• _EXERCISE_:
Render every line of the items below as a JSON list of strings, one string per line, leaving out any blank lines.

• _SOURCE DATA_:
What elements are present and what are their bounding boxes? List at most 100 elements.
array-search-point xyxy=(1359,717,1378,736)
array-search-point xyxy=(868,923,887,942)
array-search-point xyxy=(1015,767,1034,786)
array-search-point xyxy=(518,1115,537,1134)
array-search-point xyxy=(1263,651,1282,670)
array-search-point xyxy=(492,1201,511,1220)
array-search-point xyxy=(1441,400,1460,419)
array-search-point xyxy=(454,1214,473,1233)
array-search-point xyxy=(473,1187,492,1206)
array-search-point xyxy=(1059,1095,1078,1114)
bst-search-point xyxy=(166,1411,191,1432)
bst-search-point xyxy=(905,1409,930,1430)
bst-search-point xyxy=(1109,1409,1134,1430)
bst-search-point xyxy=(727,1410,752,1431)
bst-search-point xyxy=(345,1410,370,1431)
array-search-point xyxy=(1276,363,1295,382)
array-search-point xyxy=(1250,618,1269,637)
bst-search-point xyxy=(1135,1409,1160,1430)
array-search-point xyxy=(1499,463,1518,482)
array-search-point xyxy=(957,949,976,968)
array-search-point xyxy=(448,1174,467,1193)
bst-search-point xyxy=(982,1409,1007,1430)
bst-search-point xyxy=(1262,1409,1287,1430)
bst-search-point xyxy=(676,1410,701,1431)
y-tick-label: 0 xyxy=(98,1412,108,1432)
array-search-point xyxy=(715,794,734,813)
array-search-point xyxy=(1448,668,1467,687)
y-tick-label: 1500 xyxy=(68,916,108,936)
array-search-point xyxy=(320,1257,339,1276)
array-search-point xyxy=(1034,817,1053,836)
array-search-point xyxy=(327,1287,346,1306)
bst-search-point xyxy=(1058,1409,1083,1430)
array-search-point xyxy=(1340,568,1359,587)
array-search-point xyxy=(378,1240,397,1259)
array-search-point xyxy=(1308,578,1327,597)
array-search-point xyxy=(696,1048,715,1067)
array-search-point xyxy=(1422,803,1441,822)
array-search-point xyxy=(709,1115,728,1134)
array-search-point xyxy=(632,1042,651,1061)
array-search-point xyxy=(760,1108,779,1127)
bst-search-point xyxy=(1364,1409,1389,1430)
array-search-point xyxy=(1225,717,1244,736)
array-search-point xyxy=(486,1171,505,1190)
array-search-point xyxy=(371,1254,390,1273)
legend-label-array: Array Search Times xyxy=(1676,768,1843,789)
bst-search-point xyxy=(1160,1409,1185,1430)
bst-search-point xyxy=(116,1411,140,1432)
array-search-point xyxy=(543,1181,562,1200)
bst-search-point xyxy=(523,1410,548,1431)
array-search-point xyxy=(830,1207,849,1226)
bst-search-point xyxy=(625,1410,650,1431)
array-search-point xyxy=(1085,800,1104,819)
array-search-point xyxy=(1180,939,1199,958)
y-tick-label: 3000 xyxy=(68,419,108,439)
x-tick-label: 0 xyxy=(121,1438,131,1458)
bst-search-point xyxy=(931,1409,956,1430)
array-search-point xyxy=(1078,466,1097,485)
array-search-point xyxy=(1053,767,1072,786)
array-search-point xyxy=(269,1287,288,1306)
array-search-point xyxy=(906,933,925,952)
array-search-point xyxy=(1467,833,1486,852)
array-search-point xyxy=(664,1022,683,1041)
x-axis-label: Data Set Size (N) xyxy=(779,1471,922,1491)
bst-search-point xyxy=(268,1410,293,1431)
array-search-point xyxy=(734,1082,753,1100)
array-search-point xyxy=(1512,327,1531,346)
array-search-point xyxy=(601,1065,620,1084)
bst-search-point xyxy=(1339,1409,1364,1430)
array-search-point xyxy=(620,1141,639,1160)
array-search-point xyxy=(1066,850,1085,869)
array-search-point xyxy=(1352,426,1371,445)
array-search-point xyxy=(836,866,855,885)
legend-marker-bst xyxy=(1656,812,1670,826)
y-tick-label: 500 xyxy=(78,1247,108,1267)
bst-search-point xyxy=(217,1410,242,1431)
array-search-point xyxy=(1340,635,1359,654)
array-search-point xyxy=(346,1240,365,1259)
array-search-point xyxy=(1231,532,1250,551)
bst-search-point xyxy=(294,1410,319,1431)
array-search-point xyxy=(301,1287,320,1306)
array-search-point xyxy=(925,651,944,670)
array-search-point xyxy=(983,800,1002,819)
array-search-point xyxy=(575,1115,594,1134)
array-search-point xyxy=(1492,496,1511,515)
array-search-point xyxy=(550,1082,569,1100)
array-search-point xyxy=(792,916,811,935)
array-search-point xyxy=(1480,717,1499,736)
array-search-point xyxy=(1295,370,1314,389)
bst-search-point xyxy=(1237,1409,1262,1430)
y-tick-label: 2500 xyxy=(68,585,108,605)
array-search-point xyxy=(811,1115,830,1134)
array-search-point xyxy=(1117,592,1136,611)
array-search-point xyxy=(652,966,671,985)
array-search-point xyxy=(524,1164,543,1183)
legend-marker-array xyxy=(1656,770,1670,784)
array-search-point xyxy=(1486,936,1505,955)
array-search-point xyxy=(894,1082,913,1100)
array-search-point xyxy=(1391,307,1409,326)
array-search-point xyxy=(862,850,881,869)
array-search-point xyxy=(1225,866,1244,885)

• _SOLUTION TO THIS TASK_:
[
  "What elements are present and what are their bounding boxes? List at most 100 elements.",
  "array-search-point xyxy=(1359,717,1378,736)",
  "array-search-point xyxy=(868,923,887,942)",
  "array-search-point xyxy=(1015,767,1034,786)",
  "array-search-point xyxy=(518,1115,537,1134)",
  "array-search-point xyxy=(1263,651,1282,670)",
  "array-search-point xyxy=(492,1201,511,1220)",
  "array-search-point xyxy=(1441,400,1460,419)",
  "array-search-point xyxy=(454,1214,473,1233)",
  "array-search-point xyxy=(473,1187,492,1206)",
  "array-search-point xyxy=(1059,1095,1078,1114)",
  "bst-search-point xyxy=(166,1411,191,1432)",
  "bst-search-point xyxy=(905,1409,930,1430)",
  "bst-search-point xyxy=(1109,1409,1134,1430)",
  "bst-search-point xyxy=(727,1410,752,1431)",
  "bst-search-point xyxy=(345,1410,370,1431)",
  "array-search-point xyxy=(1276,363,1295,382)",
  "array-search-point xyxy=(1250,618,1269,637)",
  "bst-search-point xyxy=(1135,1409,1160,1430)",
  "array-search-point xyxy=(1499,463,1518,482)",
  "array-search-point xyxy=(957,949,976,968)",
  "array-search-point xyxy=(448,1174,467,1193)",
  "bst-search-point xyxy=(982,1409,1007,1430)",
  "bst-search-point xyxy=(1262,1409,1287,1430)",
  "bst-search-point xyxy=(676,1410,701,1431)",
  "y-tick-label: 0 xyxy=(98,1412,108,1432)",
  "array-search-point xyxy=(715,794,734,813)",
  "array-search-point xyxy=(1448,668,1467,687)",
  "y-tick-label: 1500 xyxy=(68,916,108,936)",
  "array-search-point xyxy=(320,1257,339,1276)",
  "array-search-point xyxy=(1034,817,1053,836)",
  "array-search-point xyxy=(327,1287,346,1306)",
  "bst-search-point xyxy=(1058,1409,1083,1430)",
  "array-search-point xyxy=(1340,568,1359,587)",
  "array-search-point xyxy=(378,1240,397,1259)",
  "array-search-point xyxy=(1308,578,1327,597)",
  "array-search-point xyxy=(696,1048,715,1067)",
  "array-search-point xyxy=(1422,803,1441,822)",
  "array-search-point xyxy=(709,1115,728,1134)",
  "array-search-point xyxy=(632,1042,651,1061)",
  "array-search-point xyxy=(760,1108,779,1127)",
  "bst-search-point xyxy=(1364,1409,1389,1430)",
  "array-search-point xyxy=(1225,717,1244,736)",
  "array-search-point xyxy=(486,1171,505,1190)",
  "array-search-point xyxy=(371,1254,390,1273)",
  "legend-label-array: Array Search Times xyxy=(1676,768,1843,789)",
  "bst-search-point xyxy=(1160,1409,1185,1430)",
  "bst-search-point xyxy=(116,1411,140,1432)",
  "array-search-point xyxy=(543,1181,562,1200)",
  "bst-search-point xyxy=(523,1410,548,1431)",
  "array-search-point xyxy=(830,1207,849,1226)",
  "bst-search-point xyxy=(625,1410,650,1431)",
  "array-search-point xyxy=(1085,800,1104,819)",
  "array-search-point xyxy=(1180,939,1199,958)",
  "y-tick-label: 3000 xyxy=(68,419,108,439)",
  "x-tick-label: 0 xyxy=(121,1438,131,1458)",
  "bst-search-point xyxy=(931,1409,956,1430)",
  "array-search-point xyxy=(1078,466,1097,485)",
  "array-search-point xyxy=(1053,767,1072,786)",
  "array-search-point xyxy=(269,1287,288,1306)",
  "array-search-point xyxy=(906,933,925,952)",
  "array-search-point xyxy=(1467,833,1486,852)",
  "array-search-point xyxy=(664,1022,683,1041)",
  "x-axis-label: Data Set Size (N) xyxy=(779,1471,922,1491)",
  "bst-search-point xyxy=(268,1410,293,1431)",
  "array-search-point xyxy=(734,1082,753,1100)",
  "array-search-point xyxy=(1512,327,1531,346)",
  "array-search-point xyxy=(601,1065,620,1084)",
  "bst-search-point xyxy=(1339,1409,1364,1430)",
  "array-search-point xyxy=(620,1141,639,1160)",
  "array-search-point xyxy=(1066,850,1085,869)",
  "array-search-point xyxy=(1352,426,1371,445)",
  "array-search-point xyxy=(836,866,855,885)",
  "legend-marker-bst xyxy=(1656,812,1670,826)",
  "y-tick-label: 500 xyxy=(78,1247,108,1267)",
  "bst-search-point xyxy=(217,1410,242,1431)",
  "array-search-point xyxy=(1340,635,1359,654)",
  "array-search-point xyxy=(346,1240,365,1259)",
  "array-search-point xyxy=(1231,532,1250,551)",
  "bst-search-point xyxy=(294,1410,319,1431)",
  "array-search-point xyxy=(301,1287,320,1306)",
  "array-search-point xyxy=(925,651,944,670)",
  "array-search-point xyxy=(983,800,1002,819)",
  "array-search-point xyxy=(575,1115,594,1134)",
  "array-search-point xyxy=(1492,496,1511,515)",
  "array-search-point xyxy=(550,1082,569,1100)",
  "array-search-point xyxy=(792,916,811,935)",
  "array-search-point xyxy=(1480,717,1499,736)",
  "array-search-point xyxy=(1295,370,1314,389)",
  "bst-search-point xyxy=(1237,1409,1262,1430)",
  "y-tick-label: 2500 xyxy=(68,585,108,605)",
  "array-search-point xyxy=(811,1115,830,1134)",
  "array-search-point xyxy=(1117,592,1136,611)",
  "array-search-point xyxy=(652,966,671,985)",
  "array-search-point xyxy=(524,1164,543,1183)",
  "legend-marker-array xyxy=(1656,770,1670,784)",
  "array-search-point xyxy=(1486,936,1505,955)",
  "array-search-point xyxy=(894,1082,913,1100)",
  "array-search-point xyxy=(1391,307,1409,326)",
  "array-search-point xyxy=(862,850,881,869)",
  "array-search-point xyxy=(1225,866,1244,885)"
]